• Set task:
Extract the text of every entry below exactly; leave images out.

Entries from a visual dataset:
■ ■ ■ ■ ■ ■ ■

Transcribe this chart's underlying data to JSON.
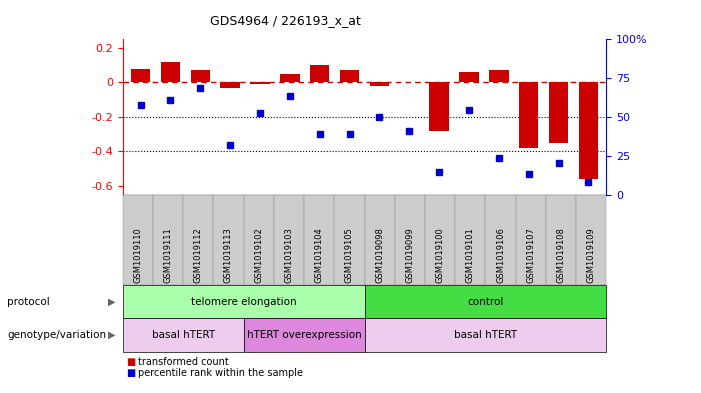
{
  "title": "GDS4964 / 226193_x_at",
  "categories": [
    "GSM1019110",
    "GSM1019111",
    "GSM1019112",
    "GSM1019113",
    "GSM1019102",
    "GSM1019103",
    "GSM1019104",
    "GSM1019105",
    "GSM1019098",
    "GSM1019099",
    "GSM1019100",
    "GSM1019101",
    "GSM1019106",
    "GSM1019107",
    "GSM1019108",
    "GSM1019109"
  ],
  "bar_values": [
    0.08,
    0.12,
    0.07,
    -0.03,
    -0.01,
    0.05,
    0.1,
    0.07,
    -0.02,
    0.0,
    -0.28,
    0.06,
    0.07,
    -0.38,
    -0.35,
    -0.56
  ],
  "dot_values": [
    -0.13,
    -0.1,
    -0.03,
    -0.36,
    -0.18,
    -0.08,
    -0.3,
    -0.3,
    -0.2,
    -0.28,
    -0.52,
    -0.16,
    -0.44,
    -0.53,
    -0.47,
    -0.58
  ],
  "bar_color": "#cc0000",
  "dot_color": "#0000cc",
  "dashed_line_color": "#cc0000",
  "dotted_line_color": "#000000",
  "ylim_left": [
    -0.65,
    0.25
  ],
  "ylim_right": [
    0,
    100
  ],
  "yticks_left": [
    0.2,
    0.0,
    -0.2,
    -0.4,
    -0.6
  ],
  "yticks_right": [
    100,
    75,
    50,
    25,
    0
  ],
  "protocol_labels": [
    {
      "text": "telomere elongation",
      "start": 0,
      "end": 7,
      "color": "#aaffaa"
    },
    {
      "text": "control",
      "start": 8,
      "end": 15,
      "color": "#44dd44"
    }
  ],
  "genotype_labels": [
    {
      "text": "basal hTERT",
      "start": 0,
      "end": 3,
      "color": "#eeccee"
    },
    {
      "text": "hTERT overexpression",
      "start": 4,
      "end": 7,
      "color": "#dd88dd"
    },
    {
      "text": "basal hTERT",
      "start": 8,
      "end": 15,
      "color": "#eeccee"
    }
  ],
  "legend_bar_label": "transformed count",
  "legend_dot_label": "percentile rank within the sample",
  "protocol_row_label": "protocol",
  "genotype_row_label": "genotype/variation",
  "tick_label_bg": "#cccccc",
  "tick_label_border": "#888888"
}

■ ■ ■ ■ ■ ■ ■

• Response to this task:
Transcribe this chart's underlying data to JSON.
{
  "title": "GDS4964 / 226193_x_at",
  "categories": [
    "GSM1019110",
    "GSM1019111",
    "GSM1019112",
    "GSM1019113",
    "GSM1019102",
    "GSM1019103",
    "GSM1019104",
    "GSM1019105",
    "GSM1019098",
    "GSM1019099",
    "GSM1019100",
    "GSM1019101",
    "GSM1019106",
    "GSM1019107",
    "GSM1019108",
    "GSM1019109"
  ],
  "bar_values": [
    0.08,
    0.12,
    0.07,
    -0.03,
    -0.01,
    0.05,
    0.1,
    0.07,
    -0.02,
    0.0,
    -0.28,
    0.06,
    0.07,
    -0.38,
    -0.35,
    -0.56
  ],
  "dot_values": [
    -0.13,
    -0.1,
    -0.03,
    -0.36,
    -0.18,
    -0.08,
    -0.3,
    -0.3,
    -0.2,
    -0.28,
    -0.52,
    -0.16,
    -0.44,
    -0.53,
    -0.47,
    -0.58
  ],
  "bar_color": "#cc0000",
  "dot_color": "#0000cc",
  "dashed_line_color": "#cc0000",
  "dotted_line_color": "#000000",
  "ylim_left": [
    -0.65,
    0.25
  ],
  "ylim_right": [
    0,
    100
  ],
  "yticks_left": [
    0.2,
    0.0,
    -0.2,
    -0.4,
    -0.6
  ],
  "yticks_right": [
    100,
    75,
    50,
    25,
    0
  ],
  "protocol_labels": [
    {
      "text": "telomere elongation",
      "start": 0,
      "end": 7,
      "color": "#aaffaa"
    },
    {
      "text": "control",
      "start": 8,
      "end": 15,
      "color": "#44dd44"
    }
  ],
  "genotype_labels": [
    {
      "text": "basal hTERT",
      "start": 0,
      "end": 3,
      "color": "#eeccee"
    },
    {
      "text": "hTERT overexpression",
      "start": 4,
      "end": 7,
      "color": "#dd88dd"
    },
    {
      "text": "basal hTERT",
      "start": 8,
      "end": 15,
      "color": "#eeccee"
    }
  ],
  "legend_bar_label": "transformed count",
  "legend_dot_label": "percentile rank within the sample",
  "protocol_row_label": "protocol",
  "genotype_row_label": "genotype/variation",
  "tick_label_bg": "#cccccc",
  "tick_label_border": "#888888"
}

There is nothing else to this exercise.